• **Excerpted data**
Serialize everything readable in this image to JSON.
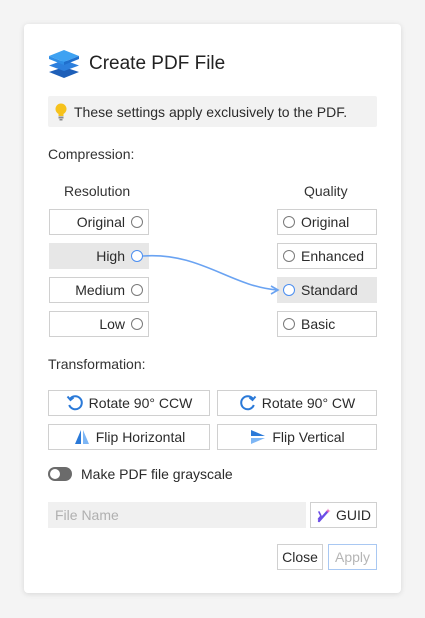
{
  "dialog": {
    "title": "Create PDF File",
    "note": "These settings apply exclusively to the PDF."
  },
  "compression": {
    "label": "Compression:",
    "resolution_header": "Resolution",
    "quality_header": "Quality",
    "resolution_options": [
      "Original",
      "High",
      "Medium",
      "Low"
    ],
    "quality_options": [
      "Original",
      "Enhanced",
      "Standard",
      "Basic"
    ],
    "selected_resolution": "High",
    "selected_quality": "Standard"
  },
  "transformation": {
    "label": "Transformation:",
    "rotate_ccw": "Rotate 90° CCW",
    "rotate_cw": "Rotate 90° CW",
    "flip_horizontal": "Flip Horizontal",
    "flip_vertical": "Flip Vertical"
  },
  "grayscale": {
    "label": "Make PDF file grayscale",
    "enabled": false
  },
  "filename": {
    "placeholder": "File Name",
    "value": ""
  },
  "guid_label": "GUID",
  "footer": {
    "close_label": "Close",
    "apply_label": "Apply"
  },
  "colors": {
    "accent": "#4b8ef0",
    "logo_blue": "#2a79d8"
  }
}
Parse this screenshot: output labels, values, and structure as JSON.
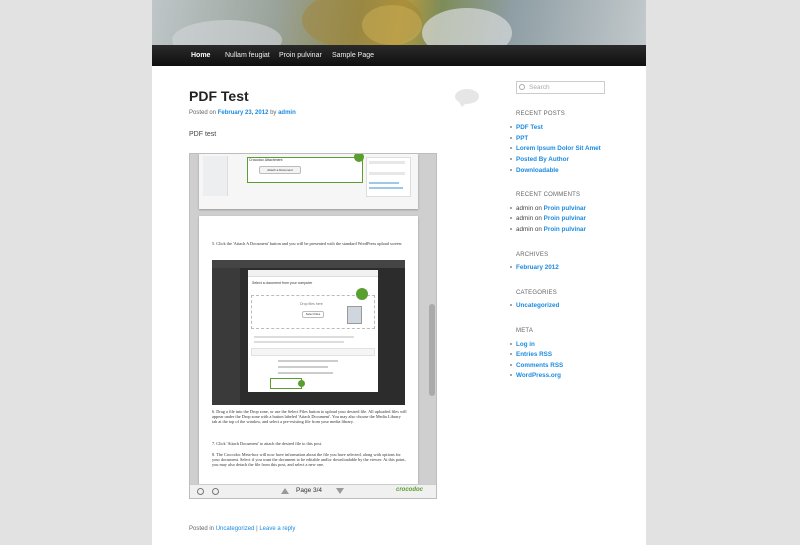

• **Work to be completed**
Reproduce the full listing above verbatim, with no pictures included.

• **Exercise output**
Serialize everything readable in this image to JSON.
{
  "dialog": {
    "title": "Create PDF File",
    "note": "These settings apply exclusively to the PDF."
  },
  "compression": {
    "label": "Compression:",
    "resolution_header": "Resolution",
    "quality_header": "Quality",
    "resolution_options": [
      "Original",
      "High",
      "Medium",
      "Low"
    ],
    "quality_options": [
      "Original",
      "Enhanced",
      "Standard",
      "Basic"
    ],
    "selected_resolution": "High",
    "selected_quality": "Standard"
  },
  "transformation": {
    "label": "Transformation:",
    "rotate_ccw": "Rotate 90° CCW",
    "rotate_cw": "Rotate 90° CW",
    "flip_horizontal": "Flip Horizontal",
    "flip_vertical": "Flip Vertical"
  },
  "grayscale": {
    "label": "Make PDF file grayscale",
    "enabled": false
  },
  "filename": {
    "placeholder": "File Name",
    "value": ""
  },
  "guid_label": "GUID",
  "footer": {
    "close_label": "Close",
    "apply_label": "Apply"
  },
  "colors": {
    "accent": "#4b8ef0",
    "logo_blue": "#2a79d8"
  }
}
Parse this screenshot: output labels, values, and structure as JSON.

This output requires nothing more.